* [What you need to do] Type out the material below exactly.

Extracted data entries
---------------

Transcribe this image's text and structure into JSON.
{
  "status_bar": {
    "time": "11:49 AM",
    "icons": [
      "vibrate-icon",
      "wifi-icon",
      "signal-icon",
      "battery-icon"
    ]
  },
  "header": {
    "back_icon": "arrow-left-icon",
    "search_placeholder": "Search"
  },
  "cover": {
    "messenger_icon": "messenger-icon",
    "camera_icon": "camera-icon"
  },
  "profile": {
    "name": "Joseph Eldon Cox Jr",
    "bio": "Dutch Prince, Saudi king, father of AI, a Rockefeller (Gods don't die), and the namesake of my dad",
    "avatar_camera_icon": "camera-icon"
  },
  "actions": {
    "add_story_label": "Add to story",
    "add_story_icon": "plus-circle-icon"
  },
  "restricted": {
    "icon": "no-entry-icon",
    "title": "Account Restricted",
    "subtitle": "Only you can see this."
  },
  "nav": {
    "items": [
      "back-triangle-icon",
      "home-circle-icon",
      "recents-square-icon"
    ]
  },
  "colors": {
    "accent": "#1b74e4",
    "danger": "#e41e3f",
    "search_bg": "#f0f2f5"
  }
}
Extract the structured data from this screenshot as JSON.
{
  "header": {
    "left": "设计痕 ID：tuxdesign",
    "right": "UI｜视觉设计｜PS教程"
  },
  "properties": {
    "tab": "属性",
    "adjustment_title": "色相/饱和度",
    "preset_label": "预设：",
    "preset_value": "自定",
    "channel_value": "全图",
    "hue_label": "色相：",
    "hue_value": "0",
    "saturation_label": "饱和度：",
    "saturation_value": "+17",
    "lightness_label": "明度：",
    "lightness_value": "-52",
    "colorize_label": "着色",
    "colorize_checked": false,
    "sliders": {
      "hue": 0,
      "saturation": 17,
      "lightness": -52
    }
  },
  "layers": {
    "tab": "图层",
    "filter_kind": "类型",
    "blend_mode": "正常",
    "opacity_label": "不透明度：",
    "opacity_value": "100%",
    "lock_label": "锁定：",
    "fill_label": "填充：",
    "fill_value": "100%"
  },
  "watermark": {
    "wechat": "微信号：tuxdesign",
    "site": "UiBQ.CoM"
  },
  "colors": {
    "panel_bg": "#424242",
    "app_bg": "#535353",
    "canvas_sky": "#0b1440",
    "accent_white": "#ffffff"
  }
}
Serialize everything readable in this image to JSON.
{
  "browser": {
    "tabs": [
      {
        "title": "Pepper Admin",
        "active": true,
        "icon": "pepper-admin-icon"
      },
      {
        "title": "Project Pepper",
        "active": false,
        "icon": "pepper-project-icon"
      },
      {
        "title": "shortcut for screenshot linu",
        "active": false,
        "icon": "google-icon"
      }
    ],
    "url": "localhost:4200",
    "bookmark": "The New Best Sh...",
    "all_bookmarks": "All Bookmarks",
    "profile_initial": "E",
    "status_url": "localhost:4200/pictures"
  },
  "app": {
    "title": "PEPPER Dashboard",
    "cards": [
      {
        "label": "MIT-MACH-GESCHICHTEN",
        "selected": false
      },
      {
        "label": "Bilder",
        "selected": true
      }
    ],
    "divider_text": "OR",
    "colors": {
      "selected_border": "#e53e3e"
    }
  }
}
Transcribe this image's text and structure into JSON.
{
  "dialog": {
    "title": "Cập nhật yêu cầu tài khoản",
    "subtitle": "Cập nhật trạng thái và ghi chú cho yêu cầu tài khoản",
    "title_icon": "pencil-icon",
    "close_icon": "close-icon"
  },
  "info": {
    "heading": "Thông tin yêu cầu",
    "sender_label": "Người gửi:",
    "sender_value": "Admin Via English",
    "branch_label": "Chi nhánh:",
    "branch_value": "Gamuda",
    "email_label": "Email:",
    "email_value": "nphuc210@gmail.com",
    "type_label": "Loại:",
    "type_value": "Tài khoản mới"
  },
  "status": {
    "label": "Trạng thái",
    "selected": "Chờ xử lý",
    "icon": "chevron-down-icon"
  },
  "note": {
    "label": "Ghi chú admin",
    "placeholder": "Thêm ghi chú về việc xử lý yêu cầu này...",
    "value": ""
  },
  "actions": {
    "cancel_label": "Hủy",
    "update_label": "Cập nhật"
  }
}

---------------

* [Answer below]
Transcribe this image's text and structure into JSON.
{
  "status_bar": {
    "time": "11:49 AM",
    "icons": [
      "vibrate-icon",
      "wifi-icon",
      "signal-icon",
      "battery-icon"
    ]
  },
  "header": {
    "back_icon": "arrow-left-icon",
    "search_placeholder": "Search"
  },
  "cover": {
    "messenger_icon": "messenger-icon",
    "camera_icon": "camera-icon"
  },
  "profile": {
    "name": "Joseph Eldon Cox Jr",
    "bio": "Dutch Prince, Saudi king, father of AI, a Rockefeller (Gods don't die), and the namesake of my dad",
    "avatar_camera_icon": "camera-icon"
  },
  "actions": {
    "add_story_label": "Add to story",
    "add_story_icon": "plus-circle-icon"
  },
  "restricted": {
    "icon": "no-entry-icon",
    "title": "Account Restricted",
    "subtitle": "Only you can see this."
  },
  "nav": {
    "items": [
      "back-triangle-icon",
      "home-circle-icon",
      "recents-square-icon"
    ]
  },
  "colors": {
    "accent": "#1b74e4",
    "danger": "#e41e3f",
    "search_bg": "#f0f2f5"
  }
}
Extract the structured data from this screenshot as JSON.
{
  "header": {
    "left": "设计痕 ID：tuxdesign",
    "right": "UI｜视觉设计｜PS教程"
  },
  "properties": {
    "tab": "属性",
    "adjustment_title": "色相/饱和度",
    "preset_label": "预设：",
    "preset_value": "自定",
    "channel_value": "全图",
    "hue_label": "色相：",
    "hue_value": "0",
    "saturation_label": "饱和度：",
    "saturation_value": "+17",
    "lightness_label": "明度：",
    "lightness_value": "-52",
    "colorize_label": "着色",
    "colorize_checked": false,
    "sliders": {
      "hue": 0,
      "saturation": 17,
      "lightness": -52
    }
  },
  "layers": {
    "tab": "图层",
    "filter_kind": "类型",
    "blend_mode": "正常",
    "opacity_label": "不透明度：",
    "opacity_value": "100%",
    "lock_label": "锁定：",
    "fill_label": "填充：",
    "fill_value": "100%"
  },
  "watermark": {
    "wechat": "微信号：tuxdesign",
    "site": "UiBQ.CoM"
  },
  "colors": {
    "panel_bg": "#424242",
    "app_bg": "#535353",
    "canvas_sky": "#0b1440",
    "accent_white": "#ffffff"
  }
}
Serialize everything readable in this image to JSON.
{
  "browser": {
    "tabs": [
      {
        "title": "Pepper Admin",
        "active": true,
        "icon": "pepper-admin-icon"
      },
      {
        "title": "Project Pepper",
        "active": false,
        "icon": "pepper-project-icon"
      },
      {
        "title": "shortcut for screenshot linu",
        "active": false,
        "icon": "google-icon"
      }
    ],
    "url": "localhost:4200",
    "bookmark": "The New Best Sh...",
    "all_bookmarks": "All Bookmarks",
    "profile_initial": "E",
    "status_url": "localhost:4200/pictures"
  },
  "app": {
    "title": "PEPPER Dashboard",
    "cards": [
      {
        "label": "MIT-MACH-GESCHICHTEN",
        "selected": false
      },
      {
        "label": "Bilder",
        "selected": true
      }
    ],
    "divider_text": "OR",
    "colors": {
      "selected_border": "#e53e3e"
    }
  }
}
Transcribe this image's text and structure into JSON.
{
  "dialog": {
    "title": "Cập nhật yêu cầu tài khoản",
    "subtitle": "Cập nhật trạng thái và ghi chú cho yêu cầu tài khoản",
    "title_icon": "pencil-icon",
    "close_icon": "close-icon"
  },
  "info": {
    "heading": "Thông tin yêu cầu",
    "sender_label": "Người gửi:",
    "sender_value": "Admin Via English",
    "branch_label": "Chi nhánh:",
    "branch_value": "Gamuda",
    "email_label": "Email:",
    "email_value": "nphuc210@gmail.com",
    "type_label": "Loại:",
    "type_value": "Tài khoản mới"
  },
  "status": {
    "label": "Trạng thái",
    "selected": "Chờ xử lý",
    "icon": "chevron-down-icon"
  },
  "note": {
    "label": "Ghi chú admin",
    "placeholder": "Thêm ghi chú về việc xử lý yêu cầu này...",
    "value": ""
  },
  "actions": {
    "cancel_label": "Hủy",
    "update_label": "Cập nhật"
  }
}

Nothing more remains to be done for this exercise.